◆ What is needed: In the material below, find how many lines contain the string "Электронный". Write only that number.
--
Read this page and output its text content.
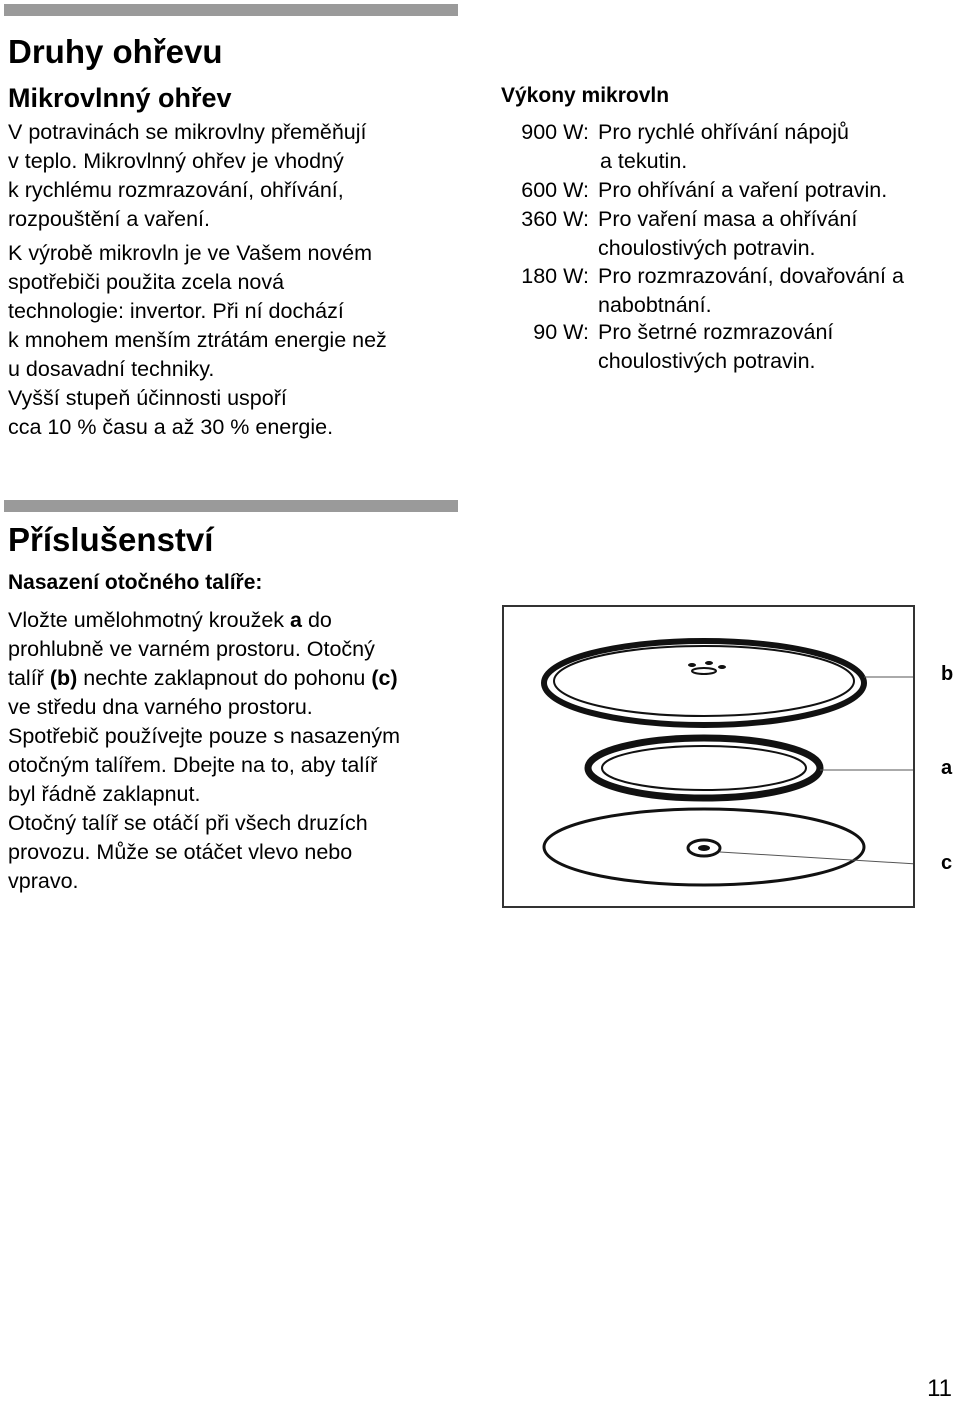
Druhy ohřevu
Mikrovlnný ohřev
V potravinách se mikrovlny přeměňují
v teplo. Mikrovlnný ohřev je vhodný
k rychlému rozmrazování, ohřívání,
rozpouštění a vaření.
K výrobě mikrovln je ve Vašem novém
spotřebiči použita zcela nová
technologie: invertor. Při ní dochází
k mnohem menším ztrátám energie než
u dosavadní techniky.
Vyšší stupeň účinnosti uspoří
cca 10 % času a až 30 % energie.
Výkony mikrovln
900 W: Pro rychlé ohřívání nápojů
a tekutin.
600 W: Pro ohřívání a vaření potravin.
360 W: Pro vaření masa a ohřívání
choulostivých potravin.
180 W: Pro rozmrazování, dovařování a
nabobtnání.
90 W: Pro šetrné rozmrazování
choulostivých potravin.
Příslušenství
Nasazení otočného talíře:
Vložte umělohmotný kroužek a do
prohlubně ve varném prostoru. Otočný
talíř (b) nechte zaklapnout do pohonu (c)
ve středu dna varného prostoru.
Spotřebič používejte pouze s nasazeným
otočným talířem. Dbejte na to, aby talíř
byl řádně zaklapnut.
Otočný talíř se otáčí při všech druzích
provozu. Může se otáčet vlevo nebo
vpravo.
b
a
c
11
--
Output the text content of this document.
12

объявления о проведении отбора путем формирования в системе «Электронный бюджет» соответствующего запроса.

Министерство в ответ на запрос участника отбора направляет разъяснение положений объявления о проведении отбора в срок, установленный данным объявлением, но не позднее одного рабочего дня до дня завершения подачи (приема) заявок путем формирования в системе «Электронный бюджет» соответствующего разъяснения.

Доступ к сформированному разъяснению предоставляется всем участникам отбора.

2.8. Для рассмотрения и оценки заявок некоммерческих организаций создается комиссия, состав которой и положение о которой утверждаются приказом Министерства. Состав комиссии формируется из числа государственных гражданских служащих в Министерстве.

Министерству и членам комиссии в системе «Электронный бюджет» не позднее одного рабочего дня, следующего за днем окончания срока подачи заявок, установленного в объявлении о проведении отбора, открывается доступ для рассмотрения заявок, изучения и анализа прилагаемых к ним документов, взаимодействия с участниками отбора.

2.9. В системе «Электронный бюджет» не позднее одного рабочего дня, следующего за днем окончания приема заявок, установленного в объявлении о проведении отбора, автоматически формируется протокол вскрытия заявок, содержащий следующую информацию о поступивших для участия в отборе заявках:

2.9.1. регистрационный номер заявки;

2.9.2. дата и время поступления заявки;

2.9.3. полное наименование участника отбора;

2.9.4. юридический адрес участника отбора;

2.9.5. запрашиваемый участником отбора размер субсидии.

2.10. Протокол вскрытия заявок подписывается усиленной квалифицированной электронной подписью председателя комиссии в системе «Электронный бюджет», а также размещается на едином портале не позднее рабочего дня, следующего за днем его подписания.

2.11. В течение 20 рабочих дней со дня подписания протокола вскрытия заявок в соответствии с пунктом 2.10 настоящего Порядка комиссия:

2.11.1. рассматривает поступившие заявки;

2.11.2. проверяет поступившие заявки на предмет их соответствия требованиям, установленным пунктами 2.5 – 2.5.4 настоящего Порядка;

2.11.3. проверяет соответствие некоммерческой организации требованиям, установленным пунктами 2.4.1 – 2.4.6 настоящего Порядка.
--
◆ Worked answer: 5